▶ **Directions for this task**:
Go through the records and extract every line with the word "title".
--- start of Data provided ---
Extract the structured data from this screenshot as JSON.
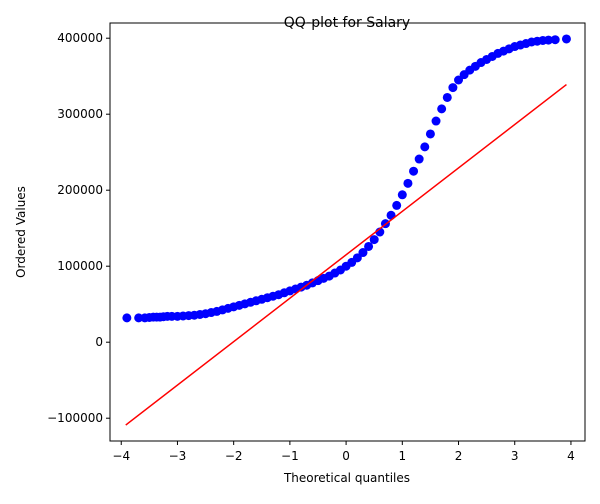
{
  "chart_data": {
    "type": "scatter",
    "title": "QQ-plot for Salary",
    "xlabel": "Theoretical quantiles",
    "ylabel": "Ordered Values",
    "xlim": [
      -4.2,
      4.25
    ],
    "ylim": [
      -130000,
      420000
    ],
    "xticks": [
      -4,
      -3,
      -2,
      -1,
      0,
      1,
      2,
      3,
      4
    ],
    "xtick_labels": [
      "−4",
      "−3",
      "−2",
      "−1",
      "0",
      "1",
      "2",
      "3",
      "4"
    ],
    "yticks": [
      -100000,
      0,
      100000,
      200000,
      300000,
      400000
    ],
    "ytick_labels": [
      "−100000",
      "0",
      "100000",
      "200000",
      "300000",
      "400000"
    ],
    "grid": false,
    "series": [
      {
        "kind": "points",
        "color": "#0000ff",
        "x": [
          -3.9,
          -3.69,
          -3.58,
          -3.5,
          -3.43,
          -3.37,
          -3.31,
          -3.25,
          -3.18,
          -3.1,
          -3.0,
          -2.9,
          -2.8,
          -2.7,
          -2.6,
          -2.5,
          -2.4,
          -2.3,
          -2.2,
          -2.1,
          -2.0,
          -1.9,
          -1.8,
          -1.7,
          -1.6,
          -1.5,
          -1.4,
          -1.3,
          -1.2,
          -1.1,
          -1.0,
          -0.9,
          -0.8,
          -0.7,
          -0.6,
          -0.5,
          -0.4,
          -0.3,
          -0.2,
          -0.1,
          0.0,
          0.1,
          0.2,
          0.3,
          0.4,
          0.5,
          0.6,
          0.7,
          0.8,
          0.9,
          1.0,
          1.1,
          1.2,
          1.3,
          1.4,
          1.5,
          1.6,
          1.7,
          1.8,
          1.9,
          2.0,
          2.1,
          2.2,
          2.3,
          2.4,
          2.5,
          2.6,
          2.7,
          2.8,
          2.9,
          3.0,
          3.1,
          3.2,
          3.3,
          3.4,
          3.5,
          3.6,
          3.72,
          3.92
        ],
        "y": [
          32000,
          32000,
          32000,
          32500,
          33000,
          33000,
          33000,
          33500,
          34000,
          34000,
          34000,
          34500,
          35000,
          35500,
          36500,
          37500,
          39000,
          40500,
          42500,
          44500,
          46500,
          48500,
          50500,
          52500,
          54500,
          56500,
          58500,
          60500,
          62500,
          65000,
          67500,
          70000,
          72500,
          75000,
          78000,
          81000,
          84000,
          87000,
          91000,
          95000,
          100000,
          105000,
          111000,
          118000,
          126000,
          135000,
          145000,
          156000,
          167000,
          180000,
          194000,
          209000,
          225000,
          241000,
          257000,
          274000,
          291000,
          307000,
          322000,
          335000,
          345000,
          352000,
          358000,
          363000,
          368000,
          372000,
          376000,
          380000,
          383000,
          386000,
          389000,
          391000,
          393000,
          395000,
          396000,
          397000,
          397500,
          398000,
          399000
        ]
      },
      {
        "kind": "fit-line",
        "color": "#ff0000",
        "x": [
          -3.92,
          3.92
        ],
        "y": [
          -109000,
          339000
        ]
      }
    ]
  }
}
--- end of Data provided ---
--- start of Data provided ---
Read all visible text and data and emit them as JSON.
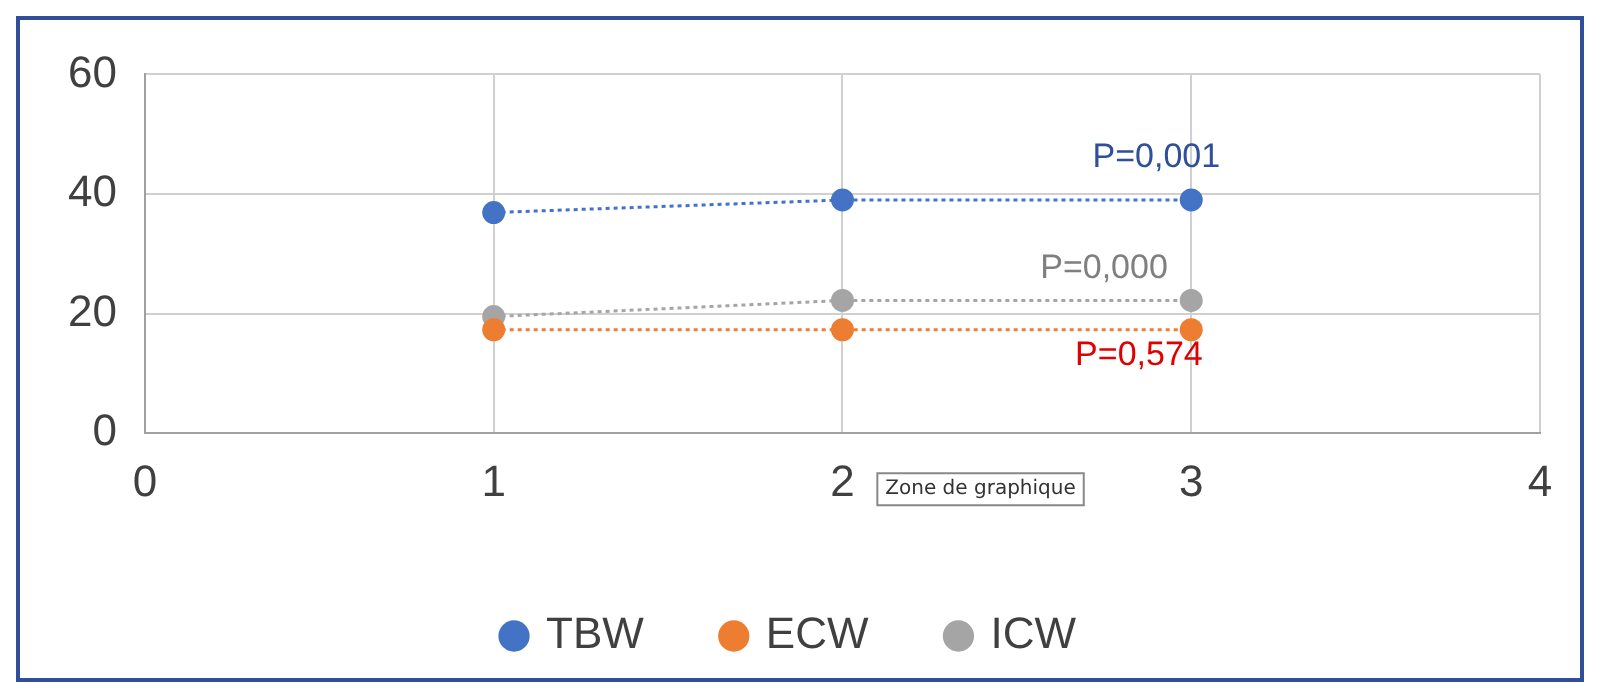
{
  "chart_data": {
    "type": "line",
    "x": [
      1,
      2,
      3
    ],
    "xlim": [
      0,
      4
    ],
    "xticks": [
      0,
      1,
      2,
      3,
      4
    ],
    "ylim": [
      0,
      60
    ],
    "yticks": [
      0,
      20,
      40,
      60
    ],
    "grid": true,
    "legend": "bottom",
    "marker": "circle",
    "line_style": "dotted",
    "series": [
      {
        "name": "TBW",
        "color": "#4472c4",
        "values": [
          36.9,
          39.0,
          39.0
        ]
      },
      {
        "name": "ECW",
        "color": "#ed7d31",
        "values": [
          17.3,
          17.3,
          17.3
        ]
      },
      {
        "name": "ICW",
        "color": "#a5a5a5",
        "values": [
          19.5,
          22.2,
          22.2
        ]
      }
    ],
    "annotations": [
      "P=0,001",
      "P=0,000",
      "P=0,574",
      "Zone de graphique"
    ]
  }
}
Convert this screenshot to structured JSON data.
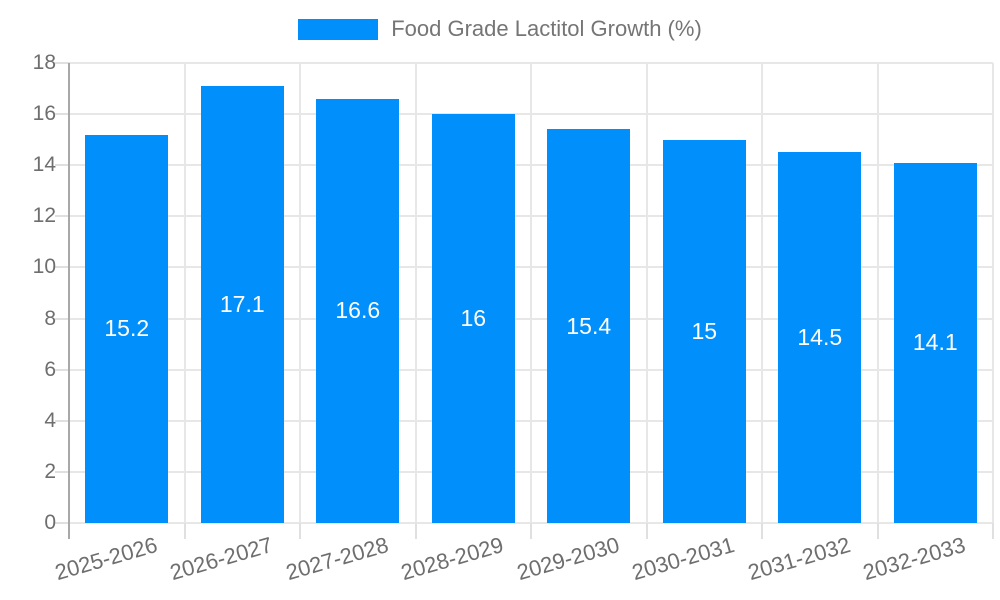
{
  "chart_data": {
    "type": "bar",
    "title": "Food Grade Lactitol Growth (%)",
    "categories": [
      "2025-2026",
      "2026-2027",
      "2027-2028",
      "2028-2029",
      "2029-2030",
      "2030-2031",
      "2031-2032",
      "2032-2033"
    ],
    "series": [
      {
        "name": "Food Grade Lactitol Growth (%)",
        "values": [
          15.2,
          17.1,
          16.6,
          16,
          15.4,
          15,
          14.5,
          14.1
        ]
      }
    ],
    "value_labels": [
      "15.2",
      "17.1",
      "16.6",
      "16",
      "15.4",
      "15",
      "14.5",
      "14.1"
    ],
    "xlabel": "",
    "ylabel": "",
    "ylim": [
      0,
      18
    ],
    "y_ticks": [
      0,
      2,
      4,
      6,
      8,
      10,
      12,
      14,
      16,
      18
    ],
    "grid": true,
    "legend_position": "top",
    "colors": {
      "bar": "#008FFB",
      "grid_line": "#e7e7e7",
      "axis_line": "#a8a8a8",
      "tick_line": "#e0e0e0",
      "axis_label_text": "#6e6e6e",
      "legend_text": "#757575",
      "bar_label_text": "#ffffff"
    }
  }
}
--- end of Data provided ---
▶ **The answer**:
    "title": "QQ-plot for Salary",
    "title": "Food Grade Lactitol Growth (%)",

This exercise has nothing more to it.